Chi doveva vigilare e non ci riuscì, ha pagato? Facile risposta. Responsabile della sicurezza delle Twins era la Securacom (il fratello di Bush era nel consiglio di amministrazione, un cugino direttore generale, partnership con il Kuwait); la società si occupava altresì di sicurezza in uno degli aeroporti da cui erano partiti i terroristi e di una delle compagnie aeree coinvolte.

Il già citato Larry Silverstein ha avuto parte nella costruzione del nuovo complesso che ha sostituito il vecchio. L’11 settembre lui e i suoi figli dovevano trovarsi in una delle due torri per riunioni di routine, ma non c’erano. Fonte della notizia di questa fortunata combinazione? Per il padre, lui stesso; afferma che la moglie lo convinse ad andare dal dermatologo.

Veniamo a sapere che il capo del commando, Mohammed Atta, non era quell’orso incarognito che si vede nelle foto. Egiziano, di famiglia emancipata con sorella che studiava, viveva in Germania ed era fidanzato; ma, dicono, una volta trasferitosi negli USA, aveva preso a frequentare americane disinibite, beveva e tirava coca (secondo alcuni, si divertiva anche ad ammazzare gatti), insieme ad alcuni “colleghi”. Sarebbe a dire che gli USA lo hanno deviato? Prossimo alle nozze era il libanese Ziad Jarrah, look moderno, amante della bella vita che conduceva spesso insieme alla sua ragazza turca. Come terroristi, costoro fingevano molto bene di vivere all’occidentale. È una condizione da cui difficilmente si torna indietro da un minuto all’altro.

Stesso discorso varrebbe per Hani Hanjour. A quanto pare costui ha ingannato tutti con la sua aria spaurita poiché, secondo gli investigatori, era un mastino: fingeva di essere imbranato nel pilotare (turlupinando l’istruttore), invece avrebbe effettuato una manovra contro il pentagono che i top gun ancora invidiano: evita pali, fa zig zag come in un film di Walt Disney, entra con l’aereo tipo freccetta.

__CONTENUTO DEI DATI__
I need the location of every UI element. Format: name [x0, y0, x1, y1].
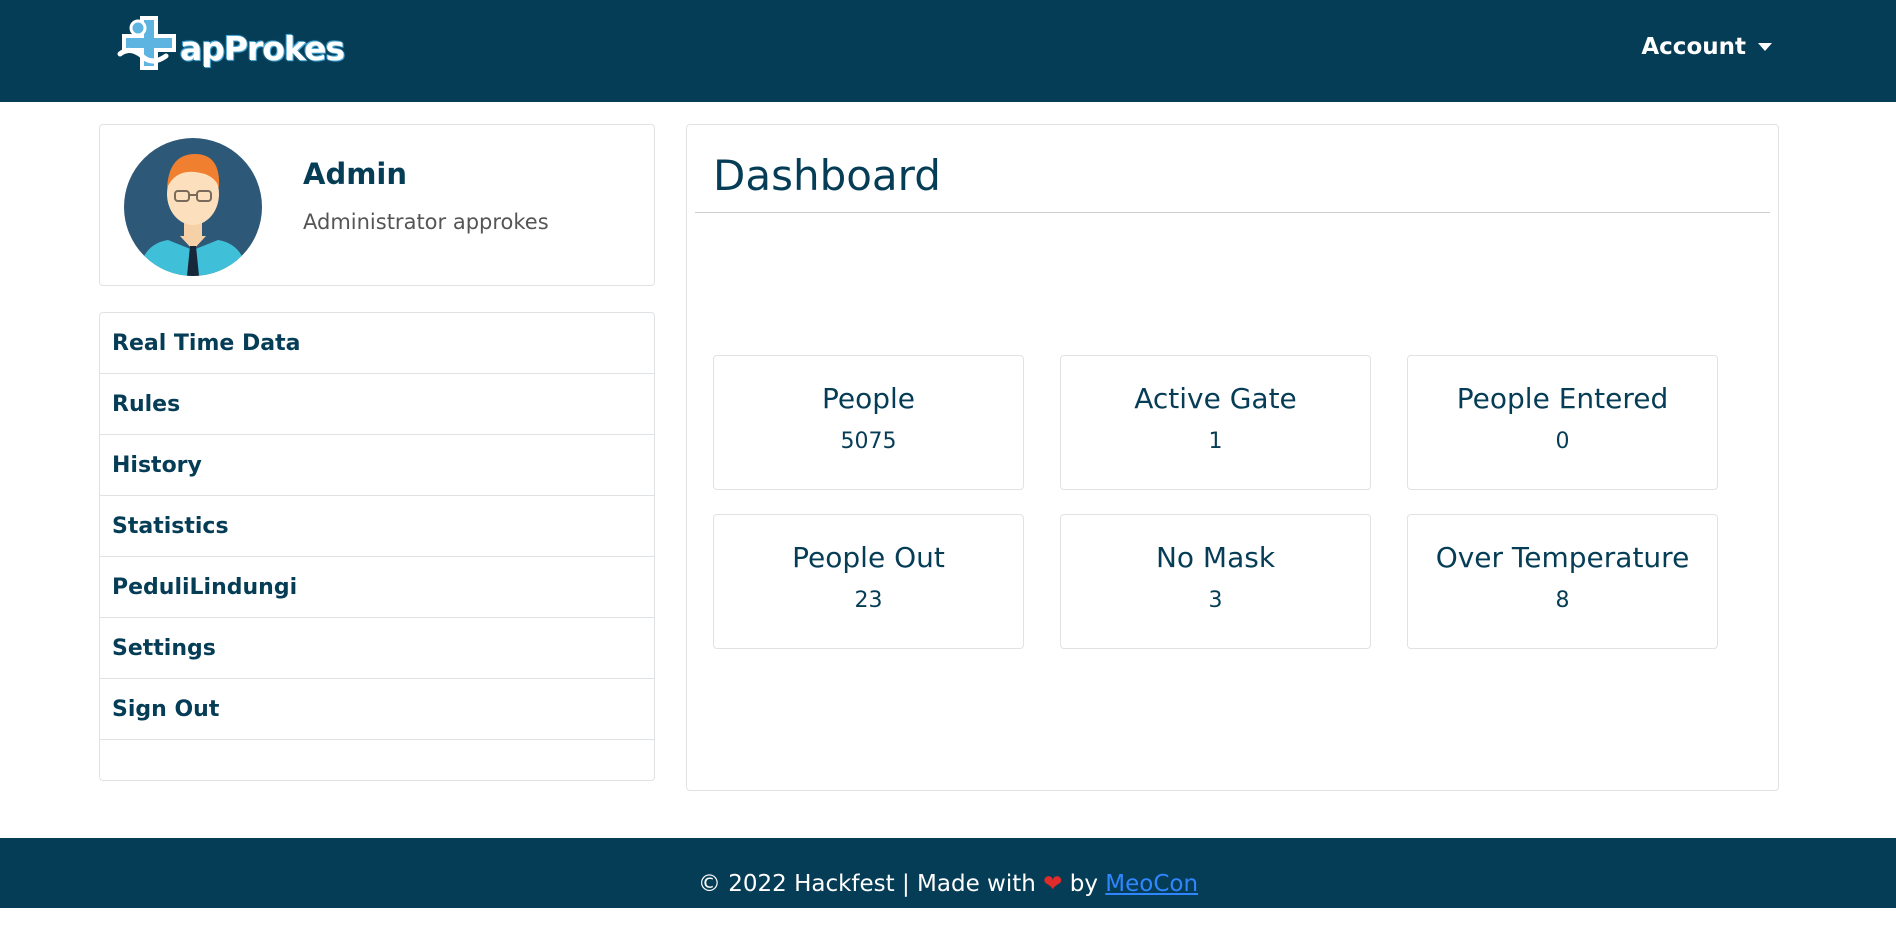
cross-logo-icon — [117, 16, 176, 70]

__DA SVOLGERE__
1. Nel brano sull'11 settembre, per quale motivo Larry Silverstein afferma di non essersi trovato in una delle due torri quel giorno?
2. Prosegui il brano sull'11 settembre partendo dopo la sua ultima frase.

__SOLUZIONI__
1. Afferma che la moglie lo convinse ad andare dal dermatologo.

2.
Gli altri terroristi? Nomi presto dimenticati, come se esistessero protagonisti, comprimari e comparse.

Come fa a scendere un velivolo? L’aeromobile, in realtà, segue i cosiddetti corridoi aerei (e laddove il traffico è intenso, come negli USA, meglio non distrarsi). Non è che prendi la cloche, la spingi e giù, come nell’ottovolante. Perché è così che, più o meno, l’hanno raccontata.

Chiunque sia stato in volo almeno una volta ricorda di aver avvertito, scendendo, un rallentamento progressivo, una discesa come “a scalini”, alternata a brevi accelerate. I nostri quattro piloti improvvisati di jet non erano interessati al “land in“. Ma scendere dovevano e MAI nessuno ha affermato che abbiano compiuto tale manovra in regola. Sarebbero andati sempre in piano come sull’autoscontro? Con una discesa alla carlona, come raffigurata anche nei docufilm, l’aereo sarebbe andato gambe, o meglio, ali, all’aria.

Dopo il primo schianto, gli occupanti della torre Sud iniziarono a fuggire, ma furono fatti rientrare alle spicce: con che logica?

Un’altra curiosità: sulla lista passeggeri non ci sono nomi arabi: il motivo? Non si sa.

Le torri hanno bruciato in minima parte e per poco, le fiamme si notano già in via di estinzione dopo mezz’ora, ma collassarono in un tempo straordinariamente breve: WTC 7, sede della CIA, si disintegrò per fuochi isolati, mentre, in giro per il mondo, palazzi bruciati per ore sono rimasti in piedi. Il Rapporto NIST ha rinunciato a fornire una spiegazione tecnica della caduta a piombo, attestandosi sulla generica azione delle fiamme. Ma costruzioni vicinissime alle torri, come quelle del Financial Center, sono ancora oggi ottimamente in piedi e intatte.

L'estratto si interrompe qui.